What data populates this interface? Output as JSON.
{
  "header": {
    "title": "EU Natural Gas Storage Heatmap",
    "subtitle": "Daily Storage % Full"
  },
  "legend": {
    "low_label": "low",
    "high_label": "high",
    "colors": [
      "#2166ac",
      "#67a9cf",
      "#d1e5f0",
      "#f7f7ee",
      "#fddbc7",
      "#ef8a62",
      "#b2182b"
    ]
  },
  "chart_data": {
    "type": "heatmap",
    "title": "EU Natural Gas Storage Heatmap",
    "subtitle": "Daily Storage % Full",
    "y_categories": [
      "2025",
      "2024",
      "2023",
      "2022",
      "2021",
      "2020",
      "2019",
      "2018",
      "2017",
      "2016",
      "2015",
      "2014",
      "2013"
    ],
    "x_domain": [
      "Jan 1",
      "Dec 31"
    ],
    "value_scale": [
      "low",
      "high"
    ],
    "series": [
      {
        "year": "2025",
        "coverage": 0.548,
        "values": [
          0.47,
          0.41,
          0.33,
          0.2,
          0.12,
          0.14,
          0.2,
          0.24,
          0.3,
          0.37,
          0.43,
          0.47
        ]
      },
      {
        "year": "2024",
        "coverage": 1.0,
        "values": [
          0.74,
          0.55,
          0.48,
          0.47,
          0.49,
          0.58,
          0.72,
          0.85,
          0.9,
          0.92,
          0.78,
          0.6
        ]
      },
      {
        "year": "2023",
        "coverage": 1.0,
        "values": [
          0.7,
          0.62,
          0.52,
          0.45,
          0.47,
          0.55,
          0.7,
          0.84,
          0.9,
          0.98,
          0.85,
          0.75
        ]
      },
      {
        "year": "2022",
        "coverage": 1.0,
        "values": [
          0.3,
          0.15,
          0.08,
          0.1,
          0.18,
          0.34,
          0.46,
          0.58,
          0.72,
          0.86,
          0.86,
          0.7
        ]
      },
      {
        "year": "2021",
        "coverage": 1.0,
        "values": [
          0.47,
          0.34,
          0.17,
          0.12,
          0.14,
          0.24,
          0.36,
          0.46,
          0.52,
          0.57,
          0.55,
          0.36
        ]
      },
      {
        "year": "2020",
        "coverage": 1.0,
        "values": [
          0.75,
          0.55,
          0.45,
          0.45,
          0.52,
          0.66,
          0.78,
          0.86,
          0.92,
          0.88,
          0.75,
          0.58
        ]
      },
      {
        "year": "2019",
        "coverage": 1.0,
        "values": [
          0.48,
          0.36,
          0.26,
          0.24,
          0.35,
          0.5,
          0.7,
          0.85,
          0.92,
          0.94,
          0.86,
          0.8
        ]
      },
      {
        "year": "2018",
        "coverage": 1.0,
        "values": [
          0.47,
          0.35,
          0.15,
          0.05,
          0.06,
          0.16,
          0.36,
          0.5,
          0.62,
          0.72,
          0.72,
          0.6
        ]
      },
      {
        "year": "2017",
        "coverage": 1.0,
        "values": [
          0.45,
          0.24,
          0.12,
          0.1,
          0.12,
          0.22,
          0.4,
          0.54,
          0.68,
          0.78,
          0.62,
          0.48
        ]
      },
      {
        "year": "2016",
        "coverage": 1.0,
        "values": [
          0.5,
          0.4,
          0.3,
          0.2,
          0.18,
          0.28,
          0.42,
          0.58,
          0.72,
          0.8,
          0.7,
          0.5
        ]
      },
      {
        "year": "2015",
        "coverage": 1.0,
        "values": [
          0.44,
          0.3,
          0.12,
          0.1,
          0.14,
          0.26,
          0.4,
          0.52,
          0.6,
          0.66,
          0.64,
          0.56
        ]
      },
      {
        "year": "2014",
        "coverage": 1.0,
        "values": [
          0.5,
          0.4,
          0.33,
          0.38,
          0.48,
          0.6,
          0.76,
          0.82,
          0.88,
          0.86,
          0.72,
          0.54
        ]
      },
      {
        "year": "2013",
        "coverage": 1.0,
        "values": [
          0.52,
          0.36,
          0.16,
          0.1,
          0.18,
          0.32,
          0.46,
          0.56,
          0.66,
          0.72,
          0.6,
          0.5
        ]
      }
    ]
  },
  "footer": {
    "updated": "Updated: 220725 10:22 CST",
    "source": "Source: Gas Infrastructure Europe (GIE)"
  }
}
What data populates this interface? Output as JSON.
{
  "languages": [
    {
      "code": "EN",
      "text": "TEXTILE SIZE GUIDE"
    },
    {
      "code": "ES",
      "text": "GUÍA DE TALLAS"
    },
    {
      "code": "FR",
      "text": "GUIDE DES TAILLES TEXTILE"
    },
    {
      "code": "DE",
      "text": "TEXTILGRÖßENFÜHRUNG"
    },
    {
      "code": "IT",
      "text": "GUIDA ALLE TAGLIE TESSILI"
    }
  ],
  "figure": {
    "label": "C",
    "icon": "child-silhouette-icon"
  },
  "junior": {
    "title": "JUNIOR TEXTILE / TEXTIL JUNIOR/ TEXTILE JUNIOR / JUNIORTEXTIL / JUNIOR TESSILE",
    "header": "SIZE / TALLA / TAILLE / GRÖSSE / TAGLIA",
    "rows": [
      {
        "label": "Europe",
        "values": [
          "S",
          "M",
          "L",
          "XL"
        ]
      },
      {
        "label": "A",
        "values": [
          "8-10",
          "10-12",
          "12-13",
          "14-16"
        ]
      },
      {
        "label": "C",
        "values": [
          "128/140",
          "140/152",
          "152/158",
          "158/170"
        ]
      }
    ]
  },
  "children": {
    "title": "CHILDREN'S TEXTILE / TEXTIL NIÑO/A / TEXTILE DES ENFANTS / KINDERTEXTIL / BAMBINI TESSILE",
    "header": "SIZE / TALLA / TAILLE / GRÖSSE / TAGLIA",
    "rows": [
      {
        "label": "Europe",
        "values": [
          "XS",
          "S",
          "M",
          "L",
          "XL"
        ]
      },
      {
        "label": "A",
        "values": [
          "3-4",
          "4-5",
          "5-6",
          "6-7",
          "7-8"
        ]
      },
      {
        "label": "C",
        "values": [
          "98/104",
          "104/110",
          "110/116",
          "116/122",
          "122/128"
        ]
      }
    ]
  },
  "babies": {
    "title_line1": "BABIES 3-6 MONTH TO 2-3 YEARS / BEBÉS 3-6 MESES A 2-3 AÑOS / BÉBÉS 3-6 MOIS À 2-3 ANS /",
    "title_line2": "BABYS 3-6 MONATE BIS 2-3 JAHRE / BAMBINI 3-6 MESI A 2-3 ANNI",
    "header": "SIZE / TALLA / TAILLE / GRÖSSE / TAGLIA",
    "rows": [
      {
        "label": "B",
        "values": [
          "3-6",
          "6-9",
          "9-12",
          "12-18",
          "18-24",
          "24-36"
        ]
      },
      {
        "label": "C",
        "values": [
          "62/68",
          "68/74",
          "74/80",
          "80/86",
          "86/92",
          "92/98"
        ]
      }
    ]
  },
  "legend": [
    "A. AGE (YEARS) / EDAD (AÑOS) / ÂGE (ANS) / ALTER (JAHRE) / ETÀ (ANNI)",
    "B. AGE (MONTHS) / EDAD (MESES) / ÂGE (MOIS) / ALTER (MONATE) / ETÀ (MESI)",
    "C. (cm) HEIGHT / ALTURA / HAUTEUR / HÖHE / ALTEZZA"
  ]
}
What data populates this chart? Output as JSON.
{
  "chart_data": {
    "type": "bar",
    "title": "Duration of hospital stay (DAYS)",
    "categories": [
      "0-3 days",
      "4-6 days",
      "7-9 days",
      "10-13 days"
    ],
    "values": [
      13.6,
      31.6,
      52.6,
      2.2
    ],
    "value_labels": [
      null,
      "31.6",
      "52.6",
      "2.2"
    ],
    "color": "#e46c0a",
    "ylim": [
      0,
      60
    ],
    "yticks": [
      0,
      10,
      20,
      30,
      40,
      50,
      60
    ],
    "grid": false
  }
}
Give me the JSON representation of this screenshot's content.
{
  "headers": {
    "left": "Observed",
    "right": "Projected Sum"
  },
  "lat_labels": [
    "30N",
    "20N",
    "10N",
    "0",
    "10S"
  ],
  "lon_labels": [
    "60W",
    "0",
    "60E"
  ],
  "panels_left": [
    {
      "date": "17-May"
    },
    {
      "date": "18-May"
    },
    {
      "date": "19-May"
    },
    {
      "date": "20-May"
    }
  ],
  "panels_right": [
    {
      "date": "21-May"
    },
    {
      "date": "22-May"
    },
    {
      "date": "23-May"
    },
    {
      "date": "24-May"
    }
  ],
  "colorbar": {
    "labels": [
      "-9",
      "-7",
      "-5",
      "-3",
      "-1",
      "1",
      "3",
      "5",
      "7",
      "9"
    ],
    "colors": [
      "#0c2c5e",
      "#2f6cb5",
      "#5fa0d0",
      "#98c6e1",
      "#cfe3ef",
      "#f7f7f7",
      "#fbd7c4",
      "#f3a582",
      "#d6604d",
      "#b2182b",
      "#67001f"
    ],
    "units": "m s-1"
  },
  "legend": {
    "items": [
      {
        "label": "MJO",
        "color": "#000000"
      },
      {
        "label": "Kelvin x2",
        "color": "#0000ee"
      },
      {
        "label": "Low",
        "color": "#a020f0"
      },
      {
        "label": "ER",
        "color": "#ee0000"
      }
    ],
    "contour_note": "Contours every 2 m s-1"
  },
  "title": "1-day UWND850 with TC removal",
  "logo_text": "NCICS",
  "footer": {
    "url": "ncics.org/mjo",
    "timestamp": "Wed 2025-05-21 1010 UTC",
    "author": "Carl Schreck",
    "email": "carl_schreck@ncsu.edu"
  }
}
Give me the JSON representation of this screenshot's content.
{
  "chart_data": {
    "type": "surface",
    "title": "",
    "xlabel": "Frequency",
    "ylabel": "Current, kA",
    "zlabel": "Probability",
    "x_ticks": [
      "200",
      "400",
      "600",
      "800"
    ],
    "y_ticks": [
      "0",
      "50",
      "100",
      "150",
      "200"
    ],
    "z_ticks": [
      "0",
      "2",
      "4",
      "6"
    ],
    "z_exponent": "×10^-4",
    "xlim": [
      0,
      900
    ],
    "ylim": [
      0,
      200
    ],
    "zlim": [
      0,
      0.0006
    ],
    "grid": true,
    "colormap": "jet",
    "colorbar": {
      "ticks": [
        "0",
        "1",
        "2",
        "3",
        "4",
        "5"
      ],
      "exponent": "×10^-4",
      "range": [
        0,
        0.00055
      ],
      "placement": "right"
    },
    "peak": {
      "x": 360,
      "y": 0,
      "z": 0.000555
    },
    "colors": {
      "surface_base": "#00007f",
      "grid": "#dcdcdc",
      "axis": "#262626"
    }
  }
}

# # # # #

→ **Job**
Filter out every line that lacks the word "GUIDE", and copy the rest.

→ **Answer for this exercise**
      "text": "TEXTILE SIZE GUIDE"
      "text": "GUIDE DES TAILLES TEXTILE"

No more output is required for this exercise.